# START OF Data in this exercise

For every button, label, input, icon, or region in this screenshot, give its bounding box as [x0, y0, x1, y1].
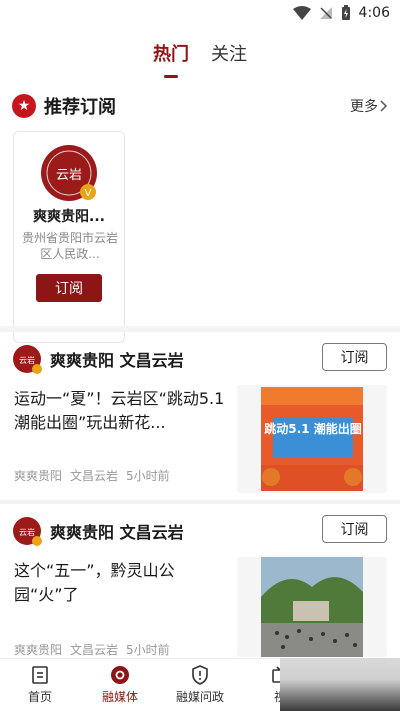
tab-hot[interactable]: 热门: [153, 40, 189, 72]
tab-follow[interactable]: 关注: [211, 40, 247, 72]
home-icon: [32, 666, 48, 684]
channel-name: 爽爽贵阳...: [33, 209, 105, 225]
svg-text:云岩: 云岩: [19, 355, 35, 365]
avatar[interactable]: 云岩: [12, 344, 42, 374]
more-label: 更多: [350, 99, 378, 115]
news-thumbnail[interactable]: [237, 557, 387, 657]
meta-channel: 文昌云岩: [70, 469, 119, 483]
corner-overlay: [280, 658, 400, 711]
star-icon: ★: [12, 94, 36, 118]
svg-text:云岩: 云岩: [19, 527, 35, 537]
thumb-text: 跳动5.1 潮能出圈: [264, 421, 361, 436]
meta-time: 5小时前: [126, 469, 170, 483]
news-header: 云岩 爽爽贵阳 文昌云岩: [12, 343, 184, 375]
subscribe-button[interactable]: 订阅: [322, 343, 387, 371]
news-author[interactable]: 爽爽贵阳 文昌云岩: [50, 519, 184, 543]
no-signal-icon: [319, 7, 332, 19]
svg-text:V: V: [85, 188, 92, 199]
subscribe-button[interactable]: 订阅: [322, 515, 387, 543]
wifi-icon: [292, 6, 311, 20]
nav-home[interactable]: 首页: [0, 659, 80, 711]
status-time: 4:06: [358, 5, 390, 21]
news-item[interactable]: 云岩 爽爽贵阳 文昌云岩 订阅 运动一“夏”！云岩区“跳动5.1 潮能出圈”玩出…: [0, 343, 400, 503]
nav-politics[interactable]: 融媒问政: [160, 659, 240, 711]
news-meta: 爽爽贵阳 文昌云岩 5小时前: [14, 467, 170, 484]
event-photo: 跳动5.1 潮能出圈: [237, 385, 387, 493]
chevron-right-icon: [380, 100, 388, 112]
nav-label: 首页: [27, 690, 52, 704]
media-icon: [111, 666, 129, 684]
meta-channel: 文昌云岩: [70, 643, 119, 657]
channel-logo: 云岩 V: [41, 145, 97, 201]
status-bar: 4:06: [0, 0, 400, 28]
news-item[interactable]: 云岩 爽爽贵阳 文昌云岩 订阅 这个“五一”，黔灵山公园“火”了 爽爽贵阳 文昌…: [0, 515, 400, 658]
nav-label: 融媒问政: [175, 690, 224, 704]
news-title[interactable]: 运动一“夏”！云岩区“跳动5.1 潮能出圈”玩出新花...: [14, 387, 228, 435]
news-thumbnail[interactable]: 跳动5.1 潮能出圈: [237, 385, 387, 493]
park-photo: [237, 557, 387, 657]
shield-icon: [192, 665, 208, 685]
recommend-title: 推荐订阅: [44, 97, 116, 118]
meta-source: 爽爽贵阳: [14, 469, 63, 483]
nav-media[interactable]: 融媒体: [80, 659, 160, 711]
section-divider: [0, 326, 400, 332]
news-title[interactable]: 这个“五一”，黔灵山公园“火”了: [14, 559, 228, 607]
section-divider: [0, 500, 400, 504]
meta-source: 爽爽贵阳: [14, 643, 63, 657]
recommend-header: ★ 推荐订阅 更多: [12, 92, 388, 120]
news-author[interactable]: 爽爽贵阳 文昌云岩: [50, 347, 184, 371]
nav-label: 融媒体: [101, 690, 138, 704]
news-meta: 爽爽贵阳 文昌云岩 5小时前: [14, 641, 170, 658]
channel-desc: 贵州省贵阳市云岩区人民政...: [22, 231, 119, 261]
more-link[interactable]: 更多: [350, 96, 388, 116]
avatar[interactable]: 云岩: [12, 516, 42, 546]
battery-icon: [341, 5, 350, 20]
subscribe-button[interactable]: 订阅: [36, 274, 102, 302]
logo-text: 云岩: [56, 168, 82, 183]
top-tabs: 热门 关注: [0, 40, 400, 80]
meta-time: 5小时前: [126, 643, 170, 657]
news-header: 云岩 爽爽贵阳 文昌云岩: [12, 515, 184, 547]
recommend-card[interactable]: 云岩 V 爽爽贵阳... 贵州省贵阳市云岩区人民政... 订阅: [13, 131, 125, 343]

# END OF Data in this exercise

What is needed: Copy each of the items above word for word, leaving out the pictures.

Response to the task:
For every button, label, input, icon, or region in this screenshot, give its bounding box as [x0, y0, x1, y1].
tab-hot[interactable]: 热门: [153, 40, 189, 72]
tab-follow[interactable]: 关注: [211, 40, 247, 72]
home-icon: [32, 666, 48, 684]
channel-name: 爽爽贵阳...: [33, 209, 105, 225]
svg-text:云岩: 云岩: [19, 355, 35, 365]
avatar[interactable]: 云岩: [12, 344, 42, 374]
more-label: 更多: [350, 99, 378, 115]
news-thumbnail[interactable]: [237, 557, 387, 657]
meta-channel: 文昌云岩: [70, 469, 119, 483]
corner-overlay: [280, 658, 400, 711]
star-icon: ★: [12, 94, 36, 118]
svg-text:云岩: 云岩: [19, 527, 35, 537]
thumb-text: 跳动5.1 潮能出圈: [264, 421, 361, 436]
meta-time: 5小时前: [126, 469, 170, 483]
news-header: 云岩 爽爽贵阳 文昌云岩: [12, 343, 184, 375]
subscribe-button[interactable]: 订阅: [322, 343, 387, 371]
news-author[interactable]: 爽爽贵阳 文昌云岩: [50, 519, 184, 543]
no-signal-icon: [319, 7, 332, 19]
svg-text:V: V: [85, 188, 92, 199]
subscribe-button[interactable]: 订阅: [322, 515, 387, 543]
wifi-icon: [292, 6, 311, 20]
nav-home[interactable]: 首页: [0, 659, 80, 711]
status-time: 4:06: [358, 5, 390, 21]
news-item[interactable]: 云岩 爽爽贵阳 文昌云岩 订阅 运动一“夏”！云岩区“跳动5.1 潮能出圈”玩出…: [0, 343, 400, 503]
nav-politics[interactable]: 融媒问政: [160, 659, 240, 711]
news-meta: 爽爽贵阳 文昌云岩 5小时前: [14, 467, 170, 484]
event-photo: 跳动5.1 潮能出圈: [237, 385, 387, 493]
chevron-right-icon: [380, 100, 388, 112]
nav-label: 首页: [27, 690, 52, 704]
media-icon: [111, 666, 129, 684]
meta-channel: 文昌云岩: [70, 643, 119, 657]
channel-logo: 云岩 V: [41, 145, 97, 201]
status-bar: 4:06: [0, 0, 400, 28]
news-item[interactable]: 云岩 爽爽贵阳 文昌云岩 订阅 这个“五一”，黔灵山公园“火”了 爽爽贵阳 文昌…: [0, 515, 400, 658]
nav-label: 融媒问政: [175, 690, 224, 704]
news-title[interactable]: 运动一“夏”！云岩区“跳动5.1 潮能出圈”玩出新花...: [14, 387, 228, 435]
news-thumbnail[interactable]: 跳动5.1 潮能出圈: [237, 385, 387, 493]
park-photo: [237, 557, 387, 657]
shield-icon: [192, 665, 208, 685]
recommend-title: 推荐订阅: [44, 97, 116, 118]
meta-source: 爽爽贵阳: [14, 469, 63, 483]
nav-media[interactable]: 融媒体: [80, 659, 160, 711]
section-divider: [0, 326, 400, 332]
news-title[interactable]: 这个“五一”，黔灵山公园“火”了: [14, 559, 228, 607]
section-divider: [0, 500, 400, 504]
meta-source: 爽爽贵阳: [14, 643, 63, 657]
recommend-header: ★ 推荐订阅 更多: [12, 92, 388, 120]
news-author[interactable]: 爽爽贵阳 文昌云岩: [50, 347, 184, 371]
nav-label: 融媒体: [101, 690, 138, 704]
news-meta: 爽爽贵阳 文昌云岩 5小时前: [14, 641, 170, 658]
channel-desc: 贵州省贵阳市云岩区人民政...: [22, 231, 119, 261]
more-link[interactable]: 更多: [350, 96, 388, 116]
avatar[interactable]: 云岩: [12, 516, 42, 546]
battery-icon: [341, 5, 350, 20]
subscribe-button[interactable]: 订阅: [36, 274, 102, 302]
logo-text: 云岩: [56, 168, 82, 183]
top-tabs: 热门 关注: [0, 40, 400, 80]
meta-time: 5小时前: [126, 643, 170, 657]
news-header: 云岩 爽爽贵阳 文昌云岩: [12, 515, 184, 547]
recommend-card[interactable]: 云岩 V 爽爽贵阳... 贵州省贵阳市云岩区人民政... 订阅: [13, 131, 125, 343]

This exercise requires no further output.